*Records shown*.
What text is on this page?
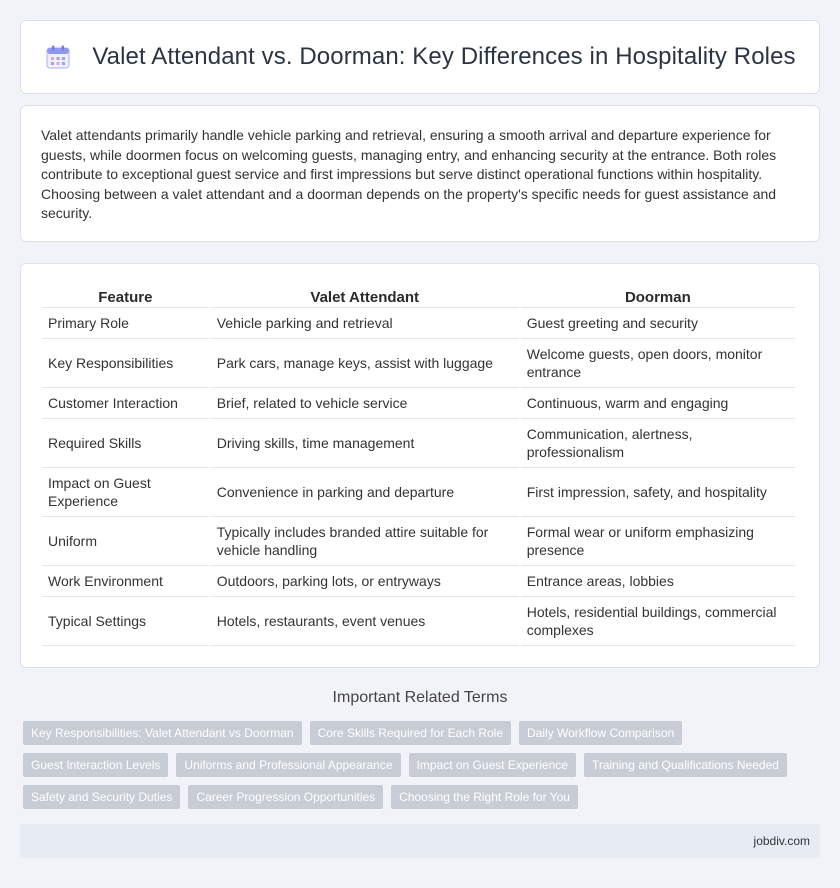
Valet Attendant vs. Doorman: Key Differences in Hospitality Roles

Valet attendants primarily handle vehicle parking and retrieval, ensuring a smooth arrival and departure experience for guests, while doormen focus on welcoming guests, managing entry, and enhancing security at the entrance. Both roles contribute to exceptional guest service and first impressions but serve distinct operational functions within hospitality. Choosing between a valet attendant and a doorman depends on the property's specific needs for guest assistance and security.

Feature	Valet Attendant	Doorman
Primary Role	Vehicle parking and retrieval	Guest greeting and security
Key Responsibilities	Park cars, manage keys, assist with luggage	Welcome guests, open doors, monitor entrance
Customer Interaction	Brief, related to vehicle service	Continuous, warm and engaging
Required Skills	Driving skills, time management	Communication, alertness, professionalism
Impact on Guest Experience	Convenience in parking and departure	First impression, safety, and hospitality
Uniform	Typically includes branded attire suitable for vehicle handling	Formal wear or uniform emphasizing presence
Work Environment	Outdoors, parking lots, or entryways	Entrance areas, lobbies
Typical Settings	Hotels, restaurants, event venues	Hotels, residential buildings, commercial complexes
Important Related Terms
Key Responsibilities: Valet Attendant vs Doorman	Core Skills Required for Each Role	Daily Workflow Comparison
Guest Interaction Levels	Uniforms and Professional Appearance	Impact on Guest Experience	Training and Qualifications Needed
Safety and Security Duties	Career Progression Opportunities	Choosing the Right Role for You
jobdiv.com
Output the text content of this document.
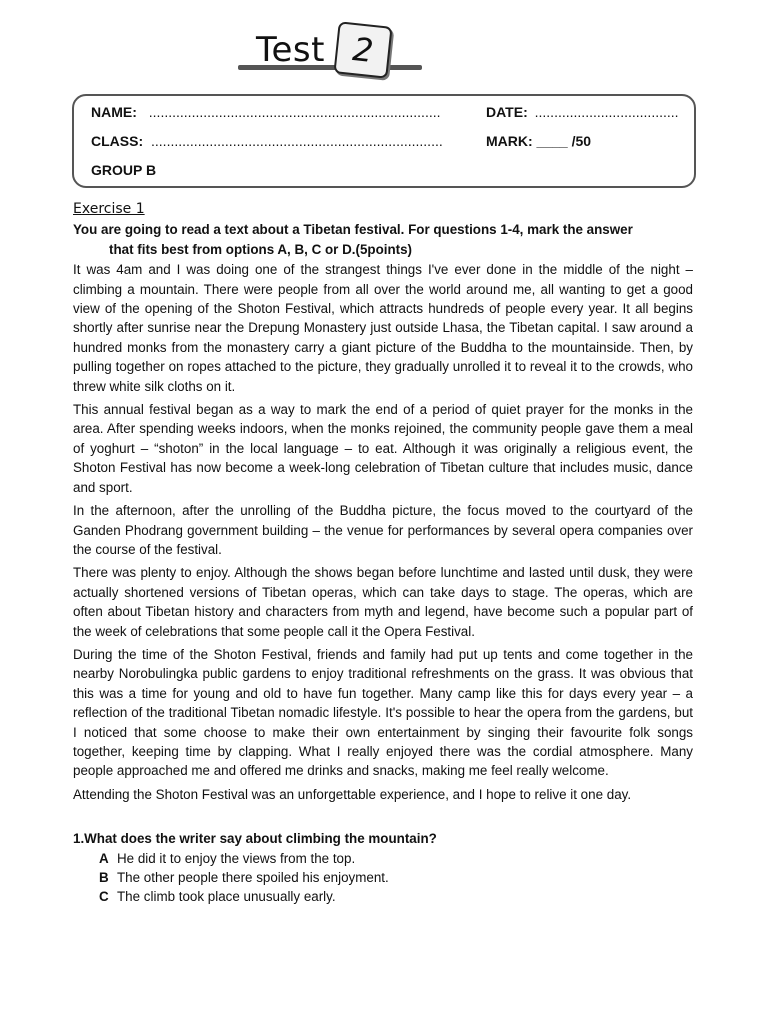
Test 2
NAME: ...........................................................................	DATE: .....................................
CLASS: ...........................................................................	MARK: ____ /50
GROUP B
Exercise 1
You are going to read a text about a Tibetan festival. For questions 1-4, mark the answer
that fits best from options A, B, C or D.(5points)

It was 4am and I was doing one of the strangest things I've ever done in the middle of the night – climbing a mountain. There were people from all over the world around me, all wanting to get a good view of the opening of the Shoton Festival, which attracts hundreds of people every year. It all begins shortly after sunrise near the Drepung Monastery just outside Lhasa, the Tibetan capital. I saw around a hundred monks from the monastery carry a giant picture of the Buddha to the mountainside. Then, by pulling together on ropes attached to the picture, they gradually unrolled it to reveal it to the crowds, who threw white silk cloths on it.

This annual festival began as a way to mark the end of a period of quiet prayer for the monks in the area. After spending weeks indoors, when the monks rejoined, the community people gave them a meal of yoghurt – “shoton” in the local language – to eat. Although it was originally a religious event, the Shoton Festival has now become a week-long celebration of Tibetan culture that includes music, dance and sport.

In the afternoon, after the unrolling of the Buddha picture, the focus moved to the courtyard of the Ganden Phodrang government building – the venue for performances by several opera companies over the course of the festival.

There was plenty to enjoy. Although the shows began before lunchtime and lasted until dusk, they were actually shortened versions of Tibetan operas, which can take days to stage. The operas, which are often about Tibetan history and characters from myth and legend, have become such a popular part of the week of celebrations that some people call it the Opera Festival.

During the time of the Shoton Festival, friends and family had put up tents and come together in the nearby Norobulingka public gardens to enjoy traditional refreshments on the grass. It was obvious that this was a time for young and old to have fun together. Many camp like this for days every year – a reflection of the traditional Tibetan nomadic lifestyle. It's possible to hear the opera from the gardens, but I noticed that some choose to make their own entertainment by singing their favourite folk songs together, keeping time by clapping. What I really enjoyed there was the cordial atmosphere. Many people approached me and offered me drinks and snacks, making me feel really welcome.

Attending the Shoton Festival was an unforgettable experience, and I hope to relive it one day.

1.What does the writer say about climbing the mountain?
A He did it to enjoy the views from the top.
B The other people there spoiled his enjoyment.
C The climb took place unusually early.
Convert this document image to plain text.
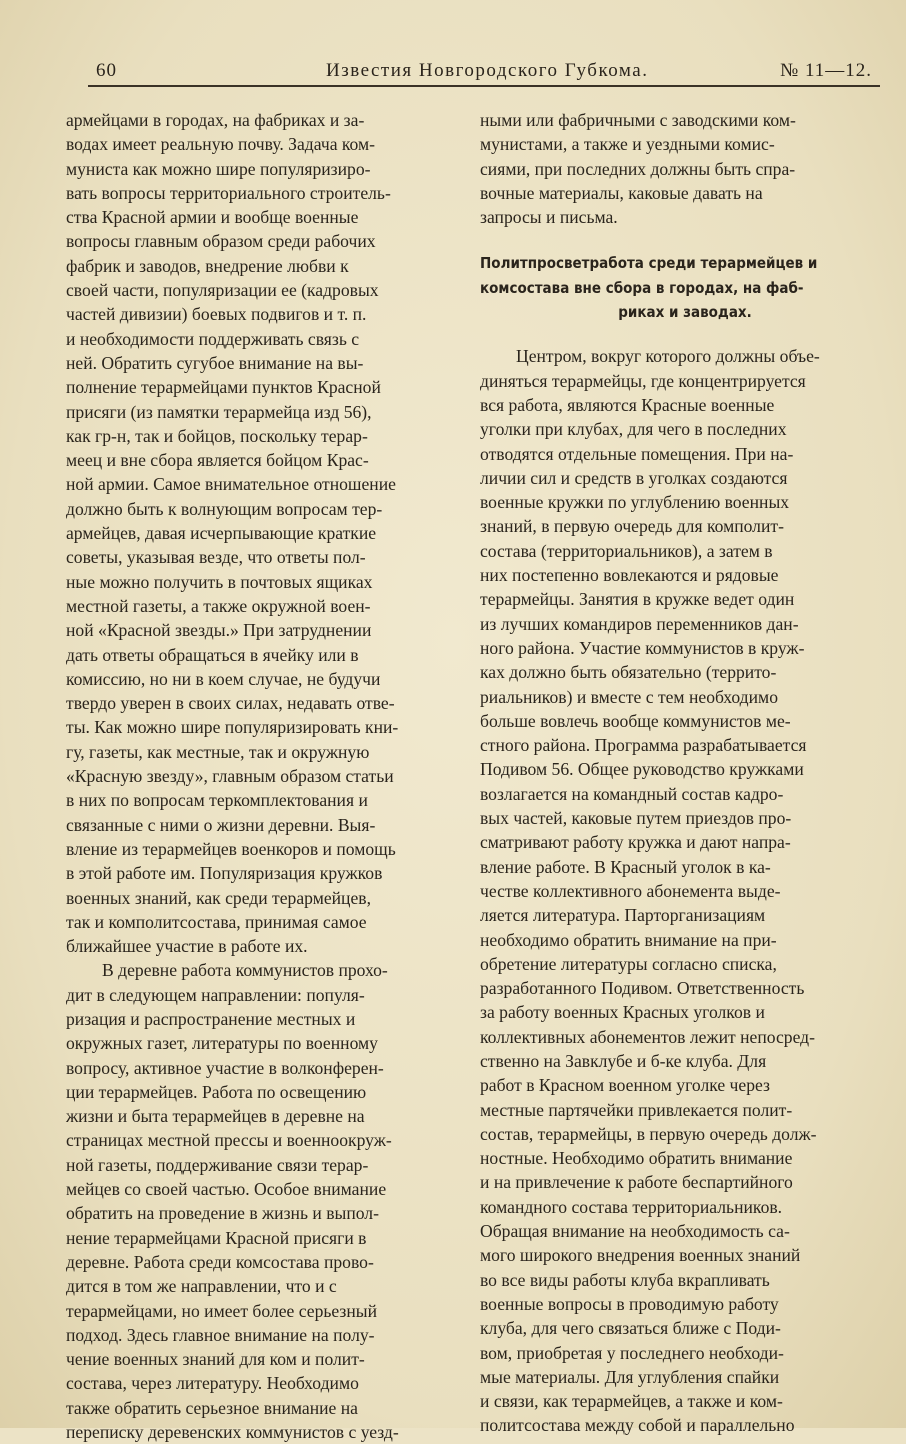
60	Известия Новгородского Губкома.	№ 11—12.
армейцами в городах, на фабриках и за-
водах имеет реальную почву. Задача ком-
муниста как можно шире популяризиро-
вать вопросы территориального строитель-
ства Красной армии и вообще военные
вопросы главным образом среди рабочих
фабрик и заводов, внедрение любви к
своей части, популяризации ее (кадровых
частей дивизии) боевых подвигов и т. п.
и необходимости поддерживать связь с
ней. Обратить сугубое внимание на вы-
полнение терармейцами пунктов Красной
присяги (из памятки терармейца изд 56),
как гр-н, так и бойцов, поскольку терар-
меец и вне сбора является бойцом Крас-
ной армии. Самое внимательное отношение
должно быть к волнующим вопросам тер-
армейцев, давая исчерпывающие краткие
советы, указывая везде, что ответы пол-
ные можно получить в почтовых ящиках
местной газеты, а также окружной воен-
ной «Красной звезды.» При затруднении
дать ответы обращаться в ячейку или в
комиссию, но ни в коем случае, не будучи
твердо уверен в своих силах, недавать отве-
ты. Как можно шире популяризировать кни-
гу, газеты, как местные, так и окружную
«Красную звезду», главным образом статьи
в них по вопросам теркомплектования и
связанные с ними о жизни деревни. Выя-
вление из терармейцев военкоров и помощь
в этой работе им. Популяризация кружков
военных знаний, как среди терармейцев,
так и комполитсостава, принимая самое
ближайшее участие в работе их.
В деревне работа коммунистов прохо-
дит в следующем направлении: популя-
ризация и распространение местных и
окружных газет, литературы по военному
вопросу, активное участие в волконферен-
ции терармейцев. Работа по освещению
жизни и быта терармейцев в деревне на
страницах местной прессы и военноокруж-
ной газеты, поддерживание связи терар-
мейцев со своей частью. Особое внимание
обратить на проведение в жизнь и выпол-
нение терармейцами Красной присяги в
деревне. Работа среди комсостава прово-
дится в том же направлении, что и с
терармейцами, но имеет более серьезный
подход. Здесь главное внимание на полу-
чение военных знаний для ком и полит-
состава, через литературу. Необходимо
также обратить серьезное внимание на
переписку деревенских коммунистов с уезд-
ными или фабричными с заводскими ком-
мунистами, а также и уездными комис-
сиями, при последних должны быть спра-
вочные материалы, каковые давать на
запросы и письма.
Политпросветработа среди терармейцев и
комсостава вне сбора в городах, на фаб-
риках и заводах.
Центром, вокруг которого должны объе-
диняться терармейцы, где концентрируется
вся работа, являются Красные военные
уголки при клубах, для чего в последних
отводятся отдельные помещения. При на-
личии сил и средств в уголках создаются
военные кружки по углублению военных
знаний, в первую очередь для комполит-
состава (территориальников), а затем в
них постепенно вовлекаются и рядовые
терармейцы. Занятия в кружке ведет один
из лучших командиров переменников дан-
ного района. Участие коммунистов в круж-
ках должно быть обязательно (террито-
риальников) и вместе с тем необходимо
больше вовлечь вообще коммунистов ме-
стного района. Программа разрабатывается
Подивом 56. Общее руководство кружками
возлагается на командный состав кадро-
вых частей, каковые путем приездов про-
сматривают работу кружка и дают напра-
вление работе. В Красный уголок в ка-
честве коллективного абонемента выде-
ляется литература. Парторганизациям
необходимо обратить внимание на при-
обретение литературы согласно списка,
разработанного Подивом. Ответственность
за работу военных Красных уголков и
коллективных абонементов лежит непосред-
ственно на Завклубе и б-ке клуба. Для
работ в Красном военном уголке через
местные партячейки привлекается полит-
состав, терармейцы, в первую очередь долж-
ностные. Необходимо обратить внимание
и на привлечение к работе беспартийного
командного состава территориальников.
Обращая внимание на необходимость са-
мого широкого внедрения военных знаний
во все виды работы клуба вкрапливать
военные вопросы в проводимую работу
клуба, для чего связаться ближе с Поди-
вом, приобретая у последнего необходи-
мые материалы. Для углубления спайки
и связи, как терармейцев, а также и ком-
политсостава между собой и параллельно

*Given exercise*. Images in the data above are to be skipped. Retype all other material exactly.

*Solution for this task*.
What text is on this page?
Valet Attendant vs. Doorman: Key Differences in Hospitality Roles

Valet attendants primarily handle vehicle parking and retrieval, ensuring a smooth arrival and departure experience for guests, while doormen focus on welcoming guests, managing entry, and enhancing security at the entrance. Both roles contribute to exceptional guest service and first impressions but serve distinct operational functions within hospitality. Choosing between a valet attendant and a doorman depends on the property's specific needs for guest assistance and security.

Feature	Valet Attendant	Doorman
Primary Role	Vehicle parking and retrieval	Guest greeting and security
Key Responsibilities	Park cars, manage keys, assist with luggage	Welcome guests, open doors, monitor entrance
Customer Interaction	Brief, related to vehicle service	Continuous, warm and engaging
Required Skills	Driving skills, time management	Communication, alertness, professionalism
Impact on Guest Experience	Convenience in parking and departure	First impression, safety, and hospitality
Uniform	Typically includes branded attire suitable for vehicle handling	Formal wear or uniform emphasizing presence
Work Environment	Outdoors, parking lots, or entryways	Entrance areas, lobbies
Typical Settings	Hotels, restaurants, event venues	Hotels, residential buildings, commercial complexes
Important Related Terms
Key Responsibilities: Valet Attendant vs Doorman	Core Skills Required for Each Role	Daily Workflow Comparison
Guest Interaction Levels	Uniforms and Professional Appearance	Impact on Guest Experience	Training and Qualifications Needed
Safety and Security Duties	Career Progression Opportunities	Choosing the Right Role for You
jobdiv.com
Output the text content of this document.
Test 2
NAME: ...........................................................................	DATE: .....................................
CLASS: ...........................................................................	MARK: ____ /50
GROUP B
Exercise 1
You are going to read a text about a Tibetan festival. For questions 1-4, mark the answer
that fits best from options A, B, C or D.(5points)

It was 4am and I was doing one of the strangest things I've ever done in the middle of the night – climbing a mountain. There were people from all over the world around me, all wanting to get a good view of the opening of the Shoton Festival, which attracts hundreds of people every year. It all begins shortly after sunrise near the Drepung Monastery just outside Lhasa, the Tibetan capital. I saw around a hundred monks from the monastery carry a giant picture of the Buddha to the mountainside. Then, by pulling together on ropes attached to the picture, they gradually unrolled it to reveal it to the crowds, who threw white silk cloths on it.

This annual festival began as a way to mark the end of a period of quiet prayer for the monks in the area. After spending weeks indoors, when the monks rejoined, the community people gave them a meal of yoghurt – “shoton” in the local language – to eat. Although it was originally a religious event, the Shoton Festival has now become a week-long celebration of Tibetan culture that includes music, dance and sport.

In the afternoon, after the unrolling of the Buddha picture, the focus moved to the courtyard of the Ganden Phodrang government building – the venue for performances by several opera companies over the course of the festival.

There was plenty to enjoy. Although the shows began before lunchtime and lasted until dusk, they were actually shortened versions of Tibetan operas, which can take days to stage. The operas, which are often about Tibetan history and characters from myth and legend, have become such a popular part of the week of celebrations that some people call it the Opera Festival.

During the time of the Shoton Festival, friends and family had put up tents and come together in the nearby Norobulingka public gardens to enjoy traditional refreshments on the grass. It was obvious that this was a time for young and old to have fun together. Many camp like this for days every year – a reflection of the traditional Tibetan nomadic lifestyle. It's possible to hear the opera from the gardens, but I noticed that some choose to make their own entertainment by singing their favourite folk songs together, keeping time by clapping. What I really enjoyed there was the cordial atmosphere. Many people approached me and offered me drinks and snacks, making me feel really welcome.

Attending the Shoton Festival was an unforgettable experience, and I hope to relive it one day.

1.What does the writer say about climbing the mountain?
A He did it to enjoy the views from the top.
B The other people there spoiled his enjoyment.
C The climb took place unusually early.
Convert this document image to plain text.
60	Известия Новгородского Губкома.	№ 11—12.
армейцами в городах, на фабриках и за-
водах имеет реальную почву. Задача ком-
муниста как можно шире популяризиро-
вать вопросы территориального строитель-
ства Красной армии и вообще военные
вопросы главным образом среди рабочих
фабрик и заводов, внедрение любви к
своей части, популяризации ее (кадровых
частей дивизии) боевых подвигов и т. п.
и необходимости поддерживать связь с
ней. Обратить сугубое внимание на вы-
полнение терармейцами пунктов Красной
присяги (из памятки терармейца изд 56),
как гр-н, так и бойцов, поскольку терар-
меец и вне сбора является бойцом Крас-
ной армии. Самое внимательное отношение
должно быть к волнующим вопросам тер-
армейцев, давая исчерпывающие краткие
советы, указывая везде, что ответы пол-
ные можно получить в почтовых ящиках
местной газеты, а также окружной воен-
ной «Красной звезды.» При затруднении
дать ответы обращаться в ячейку или в
комиссию, но ни в коем случае, не будучи
твердо уверен в своих силах, недавать отве-
ты. Как можно шире популяризировать кни-
гу, газеты, как местные, так и окружную
«Красную звезду», главным образом статьи
в них по вопросам теркомплектования и
связанные с ними о жизни деревни. Выя-
вление из терармейцев военкоров и помощь
в этой работе им. Популяризация кружков
военных знаний, как среди терармейцев,
так и комполитсостава, принимая самое
ближайшее участие в работе их.
В деревне работа коммунистов прохо-
дит в следующем направлении: популя-
ризация и распространение местных и
окружных газет, литературы по военному
вопросу, активное участие в волконферен-
ции терармейцев. Работа по освещению
жизни и быта терармейцев в деревне на
страницах местной прессы и военноокруж-
ной газеты, поддерживание связи терар-
мейцев со своей частью. Особое внимание
обратить на проведение в жизнь и выпол-
нение терармейцами Красной присяги в
деревне. Работа среди комсостава прово-
дится в том же направлении, что и с
терармейцами, но имеет более серьезный
подход. Здесь главное внимание на полу-
чение военных знаний для ком и полит-
состава, через литературу. Необходимо
также обратить серьезное внимание на
переписку деревенских коммунистов с уезд-
ными или фабричными с заводскими ком-
мунистами, а также и уездными комис-
сиями, при последних должны быть спра-
вочные материалы, каковые давать на
запросы и письма.
Политпросветработа среди терармейцев и
комсостава вне сбора в городах, на фаб-
риках и заводах.
Центром, вокруг которого должны объе-
диняться терармейцы, где концентрируется
вся работа, являются Красные военные
уголки при клубах, для чего в последних
отводятся отдельные помещения. При на-
личии сил и средств в уголках создаются
военные кружки по углублению военных
знаний, в первую очередь для комполит-
состава (территориальников), а затем в
них постепенно вовлекаются и рядовые
терармейцы. Занятия в кружке ведет один
из лучших командиров переменников дан-
ного района. Участие коммунистов в круж-
ках должно быть обязательно (террито-
риальников) и вместе с тем необходимо
больше вовлечь вообще коммунистов ме-
стного района. Программа разрабатывается
Подивом 56. Общее руководство кружками
возлагается на командный состав кадро-
вых частей, каковые путем приездов про-
сматривают работу кружка и дают напра-
вление работе. В Красный уголок в ка-
честве коллективного абонемента выде-
ляется литература. Парторганизациям
необходимо обратить внимание на при-
обретение литературы согласно списка,
разработанного Подивом. Ответственность
за работу военных Красных уголков и
коллективных абонементов лежит непосред-
ственно на Завклубе и б-ке клуба. Для
работ в Красном военном уголке через
местные партячейки привлекается полит-
состав, терармейцы, в первую очередь долж-
ностные. Необходимо обратить внимание
и на привлечение к работе беспартийного
командного состава территориальников.
Обращая внимание на необходимость са-
мого широкого внедрения военных знаний
во все виды работы клуба вкрапливать
военные вопросы в проводимую работу
клуба, для чего связаться ближе с Поди-
вом, приобретая у последнего необходи-
мые материалы. Для углубления спайки
и связи, как терармейцев, а также и ком-
политсостава между собой и параллельно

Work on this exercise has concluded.